*WHAT YOU NEED TO DO:*
Please state how many lines in the records contain the string "symbol", with no words besides the number.

Collection entries
= = =

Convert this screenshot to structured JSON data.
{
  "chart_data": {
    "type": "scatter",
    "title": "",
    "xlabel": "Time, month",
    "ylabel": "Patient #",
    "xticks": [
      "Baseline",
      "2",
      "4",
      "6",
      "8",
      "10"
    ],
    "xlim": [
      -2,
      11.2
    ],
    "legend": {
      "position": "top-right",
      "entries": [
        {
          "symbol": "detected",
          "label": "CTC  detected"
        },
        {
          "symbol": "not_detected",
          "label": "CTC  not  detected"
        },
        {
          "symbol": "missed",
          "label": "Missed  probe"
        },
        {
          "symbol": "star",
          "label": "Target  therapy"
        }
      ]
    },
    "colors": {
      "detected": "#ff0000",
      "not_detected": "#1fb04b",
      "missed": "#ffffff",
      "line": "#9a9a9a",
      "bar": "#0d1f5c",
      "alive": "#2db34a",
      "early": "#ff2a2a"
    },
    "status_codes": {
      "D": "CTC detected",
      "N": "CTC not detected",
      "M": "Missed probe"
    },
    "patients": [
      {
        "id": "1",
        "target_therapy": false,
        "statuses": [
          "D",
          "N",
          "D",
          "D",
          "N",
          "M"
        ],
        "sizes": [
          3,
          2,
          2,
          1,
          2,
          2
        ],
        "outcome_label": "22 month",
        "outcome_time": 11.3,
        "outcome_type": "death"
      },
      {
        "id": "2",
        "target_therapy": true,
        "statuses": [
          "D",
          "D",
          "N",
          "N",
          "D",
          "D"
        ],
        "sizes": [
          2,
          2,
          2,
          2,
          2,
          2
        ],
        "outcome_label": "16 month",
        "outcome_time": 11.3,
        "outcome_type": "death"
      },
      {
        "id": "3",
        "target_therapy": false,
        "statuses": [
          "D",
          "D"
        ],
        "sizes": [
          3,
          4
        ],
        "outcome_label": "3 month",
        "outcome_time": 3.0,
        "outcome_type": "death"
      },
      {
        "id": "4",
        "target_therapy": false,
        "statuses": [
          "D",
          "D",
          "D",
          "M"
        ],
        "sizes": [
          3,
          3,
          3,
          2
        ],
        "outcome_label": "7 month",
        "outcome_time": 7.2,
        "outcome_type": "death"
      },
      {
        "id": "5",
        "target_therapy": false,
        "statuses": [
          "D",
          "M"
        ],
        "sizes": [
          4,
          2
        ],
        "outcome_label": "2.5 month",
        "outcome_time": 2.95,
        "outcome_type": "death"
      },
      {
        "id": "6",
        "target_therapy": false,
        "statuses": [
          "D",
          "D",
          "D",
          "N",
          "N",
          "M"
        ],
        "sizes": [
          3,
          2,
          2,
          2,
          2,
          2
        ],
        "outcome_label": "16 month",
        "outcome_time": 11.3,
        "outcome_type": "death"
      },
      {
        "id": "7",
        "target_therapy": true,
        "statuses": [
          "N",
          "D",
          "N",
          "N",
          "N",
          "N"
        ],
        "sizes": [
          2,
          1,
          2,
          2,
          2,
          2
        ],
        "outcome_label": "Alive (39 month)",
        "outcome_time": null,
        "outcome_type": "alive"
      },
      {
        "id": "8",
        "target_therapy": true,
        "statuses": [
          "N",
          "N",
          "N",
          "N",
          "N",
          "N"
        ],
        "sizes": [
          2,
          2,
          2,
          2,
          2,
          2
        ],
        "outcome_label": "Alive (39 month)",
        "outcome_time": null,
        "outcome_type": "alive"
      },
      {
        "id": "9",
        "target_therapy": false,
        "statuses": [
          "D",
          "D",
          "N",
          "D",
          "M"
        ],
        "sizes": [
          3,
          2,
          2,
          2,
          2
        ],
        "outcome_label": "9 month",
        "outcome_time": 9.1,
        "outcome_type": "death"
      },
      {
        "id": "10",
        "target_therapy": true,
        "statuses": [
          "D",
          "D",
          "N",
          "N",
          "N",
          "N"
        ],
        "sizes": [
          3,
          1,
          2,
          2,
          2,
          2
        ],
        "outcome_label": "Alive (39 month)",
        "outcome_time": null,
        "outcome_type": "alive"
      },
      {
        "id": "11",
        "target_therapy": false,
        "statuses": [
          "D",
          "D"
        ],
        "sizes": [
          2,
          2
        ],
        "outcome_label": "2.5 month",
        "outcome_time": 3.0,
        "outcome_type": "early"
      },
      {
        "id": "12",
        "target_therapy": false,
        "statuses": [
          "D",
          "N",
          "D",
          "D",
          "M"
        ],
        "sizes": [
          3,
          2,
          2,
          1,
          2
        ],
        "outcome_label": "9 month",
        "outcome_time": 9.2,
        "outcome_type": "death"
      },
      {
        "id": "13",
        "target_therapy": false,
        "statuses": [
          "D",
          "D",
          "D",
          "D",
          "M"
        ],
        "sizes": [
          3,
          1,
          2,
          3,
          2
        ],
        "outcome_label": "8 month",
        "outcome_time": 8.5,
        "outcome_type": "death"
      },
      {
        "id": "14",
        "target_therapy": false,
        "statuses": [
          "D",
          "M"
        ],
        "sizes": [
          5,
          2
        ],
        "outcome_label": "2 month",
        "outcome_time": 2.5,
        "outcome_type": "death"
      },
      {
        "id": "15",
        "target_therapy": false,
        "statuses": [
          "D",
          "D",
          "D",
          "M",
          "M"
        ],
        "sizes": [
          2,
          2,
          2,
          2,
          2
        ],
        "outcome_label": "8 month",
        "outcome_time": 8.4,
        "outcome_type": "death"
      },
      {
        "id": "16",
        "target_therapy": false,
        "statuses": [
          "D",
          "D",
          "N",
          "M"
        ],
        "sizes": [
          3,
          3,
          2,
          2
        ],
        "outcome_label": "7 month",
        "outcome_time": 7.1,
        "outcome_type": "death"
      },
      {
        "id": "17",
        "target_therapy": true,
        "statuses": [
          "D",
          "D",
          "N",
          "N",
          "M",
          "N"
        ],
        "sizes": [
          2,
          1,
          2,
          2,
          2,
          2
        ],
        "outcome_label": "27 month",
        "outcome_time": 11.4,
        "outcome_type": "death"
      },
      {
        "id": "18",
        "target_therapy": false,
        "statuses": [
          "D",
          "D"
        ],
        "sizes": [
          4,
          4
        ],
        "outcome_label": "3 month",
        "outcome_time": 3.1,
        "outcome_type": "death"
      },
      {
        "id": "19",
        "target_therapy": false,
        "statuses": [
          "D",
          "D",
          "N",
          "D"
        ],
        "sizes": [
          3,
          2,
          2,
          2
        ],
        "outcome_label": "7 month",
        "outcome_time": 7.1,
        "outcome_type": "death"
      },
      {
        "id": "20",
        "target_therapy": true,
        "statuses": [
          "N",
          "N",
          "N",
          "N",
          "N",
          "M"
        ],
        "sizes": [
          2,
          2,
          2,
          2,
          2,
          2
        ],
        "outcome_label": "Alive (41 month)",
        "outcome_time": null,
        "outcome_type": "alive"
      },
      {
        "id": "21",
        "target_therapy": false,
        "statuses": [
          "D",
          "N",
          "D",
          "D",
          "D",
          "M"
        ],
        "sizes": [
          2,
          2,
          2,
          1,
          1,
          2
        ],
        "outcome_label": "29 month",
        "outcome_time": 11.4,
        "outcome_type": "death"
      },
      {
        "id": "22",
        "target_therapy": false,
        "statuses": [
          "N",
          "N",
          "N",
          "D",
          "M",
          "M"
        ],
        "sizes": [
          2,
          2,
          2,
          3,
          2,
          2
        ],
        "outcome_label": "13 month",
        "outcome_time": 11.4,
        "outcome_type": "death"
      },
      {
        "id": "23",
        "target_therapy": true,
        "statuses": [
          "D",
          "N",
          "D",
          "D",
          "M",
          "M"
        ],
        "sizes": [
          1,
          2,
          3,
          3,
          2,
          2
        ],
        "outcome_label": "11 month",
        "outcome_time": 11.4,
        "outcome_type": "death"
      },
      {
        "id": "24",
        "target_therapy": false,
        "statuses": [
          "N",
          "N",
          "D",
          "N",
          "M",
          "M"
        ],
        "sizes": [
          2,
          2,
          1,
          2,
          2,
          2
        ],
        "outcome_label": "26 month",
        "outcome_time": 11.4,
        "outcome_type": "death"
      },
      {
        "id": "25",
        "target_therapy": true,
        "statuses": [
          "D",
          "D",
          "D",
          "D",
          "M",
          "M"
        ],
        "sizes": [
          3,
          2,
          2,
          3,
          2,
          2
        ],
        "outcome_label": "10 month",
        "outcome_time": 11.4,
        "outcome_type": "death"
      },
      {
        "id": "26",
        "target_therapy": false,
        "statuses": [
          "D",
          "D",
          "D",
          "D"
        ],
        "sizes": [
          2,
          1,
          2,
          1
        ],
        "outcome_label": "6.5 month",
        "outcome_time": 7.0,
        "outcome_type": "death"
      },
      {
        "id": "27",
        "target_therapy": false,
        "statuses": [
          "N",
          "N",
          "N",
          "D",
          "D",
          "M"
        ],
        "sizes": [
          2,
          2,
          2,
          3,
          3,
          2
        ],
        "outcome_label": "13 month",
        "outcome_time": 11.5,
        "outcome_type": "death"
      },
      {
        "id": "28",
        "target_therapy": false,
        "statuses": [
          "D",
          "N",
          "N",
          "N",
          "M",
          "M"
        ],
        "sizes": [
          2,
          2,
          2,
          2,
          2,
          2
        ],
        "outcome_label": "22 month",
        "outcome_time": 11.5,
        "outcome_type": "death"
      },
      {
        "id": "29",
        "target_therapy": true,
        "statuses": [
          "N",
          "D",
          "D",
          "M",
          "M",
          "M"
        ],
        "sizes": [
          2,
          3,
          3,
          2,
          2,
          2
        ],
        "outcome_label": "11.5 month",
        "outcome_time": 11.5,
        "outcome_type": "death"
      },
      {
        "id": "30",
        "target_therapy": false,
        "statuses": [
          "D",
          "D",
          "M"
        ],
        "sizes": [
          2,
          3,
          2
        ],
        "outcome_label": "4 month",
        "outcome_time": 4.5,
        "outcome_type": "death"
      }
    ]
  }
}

= = =

*THE ANSWER:*
4